All of the listing below must be repeated word for word. Pictures are the only thing to omit.

start Material provided

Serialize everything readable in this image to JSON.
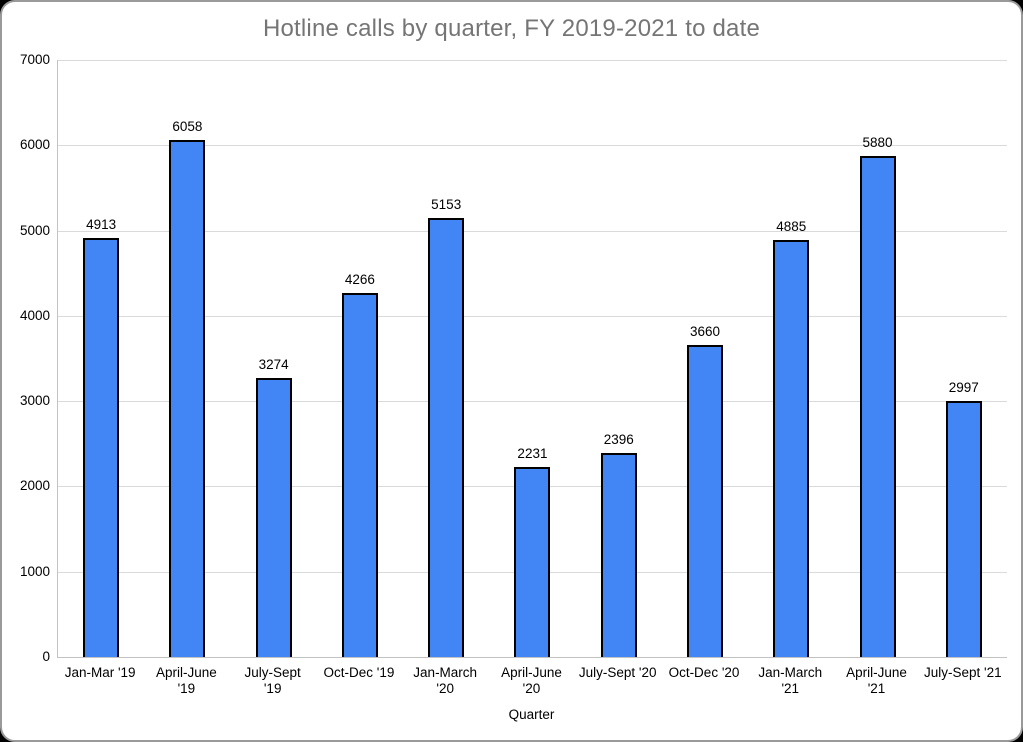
{
  "chart_data": {
    "type": "bar",
    "title": "Hotline calls by quarter, FY 2019-2021 to date",
    "xlabel": "Quarter",
    "ylabel": "",
    "categories": [
      "Jan-Mar '19",
      "April-June '19",
      "July-Sept '19",
      "Oct-Dec '19",
      "Jan-March '20",
      "April-June '20",
      "July-Sept '20",
      "Oct-Dec '20",
      "Jan-March '21",
      "April-June '21",
      "July-Sept '21"
    ],
    "category_lines": [
      [
        "Jan-Mar '19"
      ],
      [
        "April-June",
        "'19"
      ],
      [
        "July-Sept",
        "'19"
      ],
      [
        "Oct-Dec '19"
      ],
      [
        "Jan-March",
        "'20"
      ],
      [
        "April-June",
        "'20"
      ],
      [
        "July-Sept '20"
      ],
      [
        "Oct-Dec '20"
      ],
      [
        "Jan-March",
        "'21"
      ],
      [
        "April-June",
        "'21"
      ],
      [
        "July-Sept '21"
      ]
    ],
    "values": [
      4913,
      6058,
      3274,
      4266,
      5153,
      2231,
      2396,
      3660,
      4885,
      5880,
      2997
    ],
    "ylim": [
      0,
      7000
    ],
    "yticks": [
      0,
      1000,
      2000,
      3000,
      4000,
      5000,
      6000,
      7000
    ],
    "grid": true,
    "legend": "none",
    "data_labels": true,
    "colors": {
      "bar_fill": "#4285f4",
      "bar_border": "#000000",
      "title_text": "#757575",
      "gridline": "#dadada",
      "axis_line": "#c2c2c2",
      "tick_text": "#000000"
    }
  }
}
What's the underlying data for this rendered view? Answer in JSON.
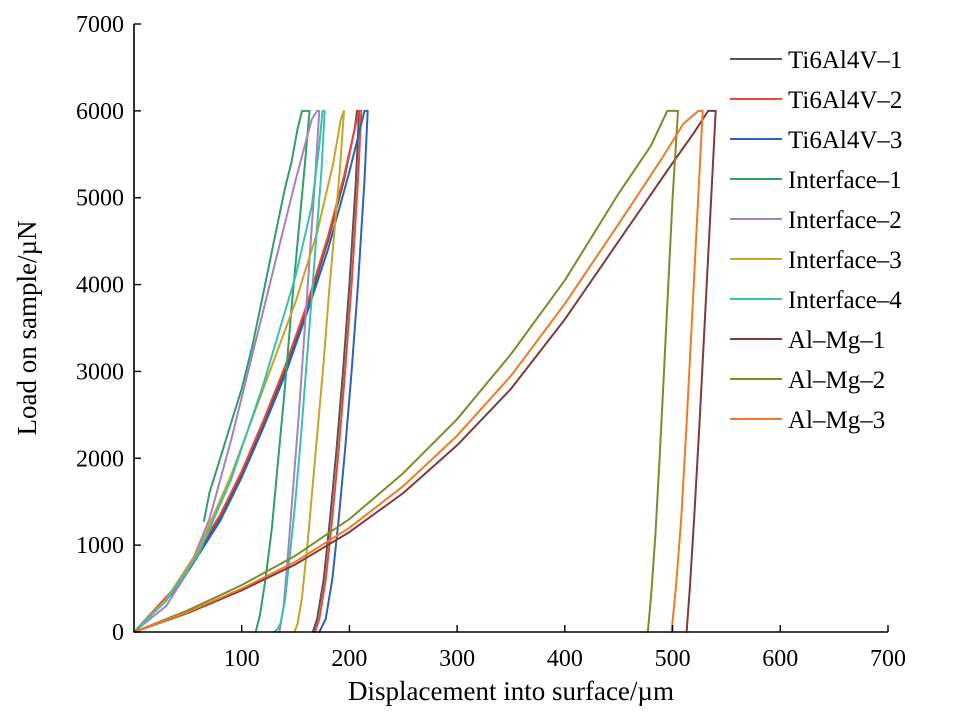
{
  "chart_data": {
    "type": "line",
    "xlabel": "Displacement into surface/µm",
    "ylabel": "Load on sample/µN",
    "xlim": [
      0,
      700
    ],
    "ylim": [
      0,
      7000
    ],
    "x_ticks": [
      100,
      200,
      300,
      400,
      500,
      600,
      700
    ],
    "y_ticks": [
      0,
      1000,
      2000,
      3000,
      4000,
      5000,
      6000,
      7000
    ],
    "grid": false,
    "legend_position": "top-right",
    "series": [
      {
        "name": "Ti6Al4V–1",
        "color": "#555555",
        "x": [
          0,
          40,
          80,
          100,
          120,
          140,
          160,
          180,
          195,
          205,
          207,
          209,
          206,
          200,
          194,
          188,
          182,
          176,
          170,
          166
        ],
        "y": [
          0,
          520,
          1320,
          1820,
          2400,
          3000,
          3700,
          4500,
          5200,
          5800,
          6000,
          6000,
          5200,
          4000,
          3000,
          2100,
          1300,
          600,
          150,
          0
        ]
      },
      {
        "name": "Ti6Al4V–2",
        "color": "#e8483a",
        "x": [
          0,
          40,
          80,
          100,
          120,
          140,
          160,
          180,
          195,
          206,
          209,
          211,
          208,
          202,
          196,
          190,
          184,
          178,
          172,
          168
        ],
        "y": [
          0,
          540,
          1350,
          1850,
          2430,
          3050,
          3750,
          4550,
          5250,
          5850,
          6000,
          6000,
          5200,
          4000,
          3000,
          2100,
          1300,
          600,
          150,
          0
        ]
      },
      {
        "name": "Ti6Al4V–3",
        "color": "#2e62b8",
        "x": [
          0,
          40,
          80,
          100,
          120,
          140,
          160,
          180,
          200,
          212,
          214,
          217,
          214,
          208,
          202,
          196,
          190,
          184,
          178,
          172
        ],
        "y": [
          0,
          500,
          1280,
          1780,
          2350,
          2950,
          3650,
          4400,
          5300,
          5900,
          6000,
          6000,
          5200,
          4000,
          3000,
          2100,
          1300,
          600,
          150,
          0
        ]
      },
      {
        "name": "Interface–1",
        "color": "#2e9e6a",
        "x": [
          65,
          70,
          80,
          90,
          100,
          110,
          120,
          130,
          140,
          146,
          152,
          156,
          159,
          163,
          158,
          152,
          146,
          140,
          134,
          128,
          122,
          117,
          113
        ],
        "y": [
          1280,
          1600,
          2000,
          2400,
          2800,
          3300,
          3900,
          4500,
          5100,
          5400,
          5800,
          6000,
          6000,
          6000,
          5300,
          4500,
          3700,
          2800,
          2000,
          1200,
          600,
          200,
          0
        ]
      },
      {
        "name": "Interface–2",
        "color": "#a77fc4",
        "x": [
          0,
          30,
          50,
          70,
          90,
          110,
          130,
          150,
          165,
          170,
          172,
          168,
          163,
          158,
          153,
          148,
          143,
          139,
          135
        ],
        "y": [
          0,
          300,
          700,
          1300,
          2200,
          3200,
          4200,
          5200,
          5900,
          6000,
          6000,
          5200,
          4300,
          3400,
          2500,
          1700,
          900,
          300,
          0
        ]
      },
      {
        "name": "Interface–3",
        "color": "#c9a227",
        "x": [
          0,
          30,
          60,
          90,
          120,
          150,
          170,
          185,
          192,
          195,
          191,
          186,
          181,
          176,
          171,
          166,
          161,
          156,
          152,
          149
        ],
        "y": [
          0,
          380,
          950,
          1800,
          2800,
          3800,
          4600,
          5400,
          5900,
          6000,
          5300,
          4600,
          3900,
          3100,
          2400,
          1700,
          1000,
          400,
          100,
          0
        ]
      },
      {
        "name": "Interface–4",
        "color": "#3bbfb0",
        "x": [
          0,
          30,
          60,
          90,
          120,
          150,
          165,
          172,
          175,
          177,
          174,
          169,
          164,
          159,
          154,
          149,
          144,
          140,
          136,
          133,
          130
        ],
        "y": [
          0,
          360,
          900,
          1750,
          2850,
          4100,
          4900,
          5600,
          6000,
          6000,
          5300,
          4500,
          3700,
          2900,
          2100,
          1400,
          800,
          350,
          100,
          30,
          0
        ]
      },
      {
        "name": "Al–Mg–1",
        "color": "#7d3b3b",
        "x": [
          0,
          50,
          100,
          150,
          200,
          250,
          300,
          350,
          400,
          450,
          500,
          520,
          533,
          540,
          535,
          530,
          525,
          520,
          516,
          513
        ],
        "y": [
          0,
          220,
          480,
          780,
          1150,
          1600,
          2150,
          2800,
          3600,
          4500,
          5400,
          5750,
          6000,
          6000,
          4800,
          3600,
          2400,
          1300,
          500,
          0
        ]
      },
      {
        "name": "Al–Mg–2",
        "color": "#7f8a2a",
        "x": [
          0,
          50,
          100,
          150,
          200,
          250,
          300,
          350,
          400,
          450,
          480,
          495,
          505,
          500,
          496,
          492,
          488,
          484,
          480,
          477
        ],
        "y": [
          0,
          250,
          540,
          880,
          1300,
          1830,
          2450,
          3200,
          4050,
          5050,
          5600,
          6000,
          6000,
          5000,
          4000,
          3000,
          2000,
          1100,
          400,
          0
        ]
      },
      {
        "name": "Al–Mg–3",
        "color": "#f07a24",
        "x": [
          0,
          50,
          100,
          150,
          200,
          250,
          300,
          350,
          400,
          450,
          490,
          510,
          524,
          528,
          523,
          518,
          513,
          508,
          503,
          499
        ],
        "y": [
          0,
          230,
          500,
          810,
          1200,
          1680,
          2260,
          2950,
          3780,
          4700,
          5450,
          5850,
          6000,
          6000,
          4800,
          3600,
          2400,
          1300,
          500,
          0
        ]
      }
    ]
  }
}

end Material provided

Written solution
Serialize everything readable in this image to JSON.
{
  "chart_data": {
    "type": "bar",
    "title": "Hotline calls by quarter, FY 2019-2021 to date",
    "xlabel": "Quarter",
    "ylabel": "",
    "categories": [
      "Jan-Mar '19",
      "April-June '19",
      "July-Sept '19",
      "Oct-Dec '19",
      "Jan-March '20",
      "April-June '20",
      "July-Sept '20",
      "Oct-Dec '20",
      "Jan-March '21",
      "April-June '21",
      "July-Sept '21"
    ],
    "category_lines": [
      [
        "Jan-Mar '19"
      ],
      [
        "April-June",
        "'19"
      ],
      [
        "July-Sept",
        "'19"
      ],
      [
        "Oct-Dec '19"
      ],
      [
        "Jan-March",
        "'20"
      ],
      [
        "April-June",
        "'20"
      ],
      [
        "July-Sept '20"
      ],
      [
        "Oct-Dec '20"
      ],
      [
        "Jan-March",
        "'21"
      ],
      [
        "April-June",
        "'21"
      ],
      [
        "July-Sept '21"
      ]
    ],
    "values": [
      4913,
      6058,
      3274,
      4266,
      5153,
      2231,
      2396,
      3660,
      4885,
      5880,
      2997
    ],
    "ylim": [
      0,
      7000
    ],
    "yticks": [
      0,
      1000,
      2000,
      3000,
      4000,
      5000,
      6000,
      7000
    ],
    "grid": true,
    "legend": "none",
    "data_labels": true,
    "colors": {
      "bar_fill": "#4285f4",
      "bar_border": "#000000",
      "title_text": "#757575",
      "gridline": "#dadada",
      "axis_line": "#c2c2c2",
      "tick_text": "#000000"
    }
  }
}
What's the underlying data for this rendered view? Answer in JSON.
{
  "chart_data": {
    "type": "line",
    "xlabel": "Displacement into surface/µm",
    "ylabel": "Load on sample/µN",
    "xlim": [
      0,
      700
    ],
    "ylim": [
      0,
      7000
    ],
    "x_ticks": [
      100,
      200,
      300,
      400,
      500,
      600,
      700
    ],
    "y_ticks": [
      0,
      1000,
      2000,
      3000,
      4000,
      5000,
      6000,
      7000
    ],
    "grid": false,
    "legend_position": "top-right",
    "series": [
      {
        "name": "Ti6Al4V–1",
        "color": "#555555",
        "x": [
          0,
          40,
          80,
          100,
          120,
          140,
          160,
          180,
          195,
          205,
          207,
          209,
          206,
          200,
          194,
          188,
          182,
          176,
          170,
          166
        ],
        "y": [
          0,
          520,
          1320,
          1820,
          2400,
          3000,
          3700,
          4500,
          5200,
          5800,
          6000,
          6000,
          5200,
          4000,
          3000,
          2100,
          1300,
          600,
          150,
          0
        ]
      },
      {
        "name": "Ti6Al4V–2",
        "color": "#e8483a",
        "x": [
          0,
          40,
          80,
          100,
          120,
          140,
          160,
          180,
          195,
          206,
          209,
          211,
          208,
          202,
          196,
          190,
          184,
          178,
          172,
          168
        ],
        "y": [
          0,
          540,
          1350,
          1850,
          2430,
          3050,
          3750,
          4550,
          5250,
          5850,
          6000,
          6000,
          5200,
          4000,
          3000,
          2100,
          1300,
          600,
          150,
          0
        ]
      },
      {
        "name": "Ti6Al4V–3",
        "color": "#2e62b8",
        "x": [
          0,
          40,
          80,
          100,
          120,
          140,
          160,
          180,
          200,
          212,
          214,
          217,
          214,
          208,
          202,
          196,
          190,
          184,
          178,
          172
        ],
        "y": [
          0,
          500,
          1280,
          1780,
          2350,
          2950,
          3650,
          4400,
          5300,
          5900,
          6000,
          6000,
          5200,
          4000,
          3000,
          2100,
          1300,
          600,
          150,
          0
        ]
      },
      {
        "name": "Interface–1",
        "color": "#2e9e6a",
        "x": [
          65,
          70,
          80,
          90,
          100,
          110,
          120,
          130,
          140,
          146,
          152,
          156,
          159,
          163,
          158,
          152,
          146,
          140,
          134,
          128,
          122,
          117,
          113
        ],
        "y": [
          1280,
          1600,
          2000,
          2400,
          2800,
          3300,
          3900,
          4500,
          5100,
          5400,
          5800,
          6000,
          6000,
          6000,
          5300,
          4500,
          3700,
          2800,
          2000,
          1200,
          600,
          200,
          0
        ]
      },
      {
        "name": "Interface–2",
        "color": "#a77fc4",
        "x": [
          0,
          30,
          50,
          70,
          90,
          110,
          130,
          150,
          165,
          170,
          172,
          168,
          163,
          158,
          153,
          148,
          143,
          139,
          135
        ],
        "y": [
          0,
          300,
          700,
          1300,
          2200,
          3200,
          4200,
          5200,
          5900,
          6000,
          6000,
          5200,
          4300,
          3400,
          2500,
          1700,
          900,
          300,
          0
        ]
      },
      {
        "name": "Interface–3",
        "color": "#c9a227",
        "x": [
          0,
          30,
          60,
          90,
          120,
          150,
          170,
          185,
          192,
          195,
          191,
          186,
          181,
          176,
          171,
          166,
          161,
          156,
          152,
          149
        ],
        "y": [
          0,
          380,
          950,
          1800,
          2800,
          3800,
          4600,
          5400,
          5900,
          6000,
          5300,
          4600,
          3900,
          3100,
          2400,
          1700,
          1000,
          400,
          100,
          0
        ]
      },
      {
        "name": "Interface–4",
        "color": "#3bbfb0",
        "x": [
          0,
          30,
          60,
          90,
          120,
          150,
          165,
          172,
          175,
          177,
          174,
          169,
          164,
          159,
          154,
          149,
          144,
          140,
          136,
          133,
          130
        ],
        "y": [
          0,
          360,
          900,
          1750,
          2850,
          4100,
          4900,
          5600,
          6000,
          6000,
          5300,
          4500,
          3700,
          2900,
          2100,
          1400,
          800,
          350,
          100,
          30,
          0
        ]
      },
      {
        "name": "Al–Mg–1",
        "color": "#7d3b3b",
        "x": [
          0,
          50,
          100,
          150,
          200,
          250,
          300,
          350,
          400,
          450,
          500,
          520,
          533,
          540,
          535,
          530,
          525,
          520,
          516,
          513
        ],
        "y": [
          0,
          220,
          480,
          780,
          1150,
          1600,
          2150,
          2800,
          3600,
          4500,
          5400,
          5750,
          6000,
          6000,
          4800,
          3600,
          2400,
          1300,
          500,
          0
        ]
      },
      {
        "name": "Al–Mg–2",
        "color": "#7f8a2a",
        "x": [
          0,
          50,
          100,
          150,
          200,
          250,
          300,
          350,
          400,
          450,
          480,
          495,
          505,
          500,
          496,
          492,
          488,
          484,
          480,
          477
        ],
        "y": [
          0,
          250,
          540,
          880,
          1300,
          1830,
          2450,
          3200,
          4050,
          5050,
          5600,
          6000,
          6000,
          5000,
          4000,
          3000,
          2000,
          1100,
          400,
          0
        ]
      },
      {
        "name": "Al–Mg–3",
        "color": "#f07a24",
        "x": [
          0,
          50,
          100,
          150,
          200,
          250,
          300,
          350,
          400,
          450,
          490,
          510,
          524,
          528,
          523,
          518,
          513,
          508,
          503,
          499
        ],
        "y": [
          0,
          230,
          500,
          810,
          1200,
          1680,
          2260,
          2950,
          3780,
          4700,
          5450,
          5850,
          6000,
          6000,
          4800,
          3600,
          2400,
          1300,
          500,
          0
        ]
      }
    ]
  }
}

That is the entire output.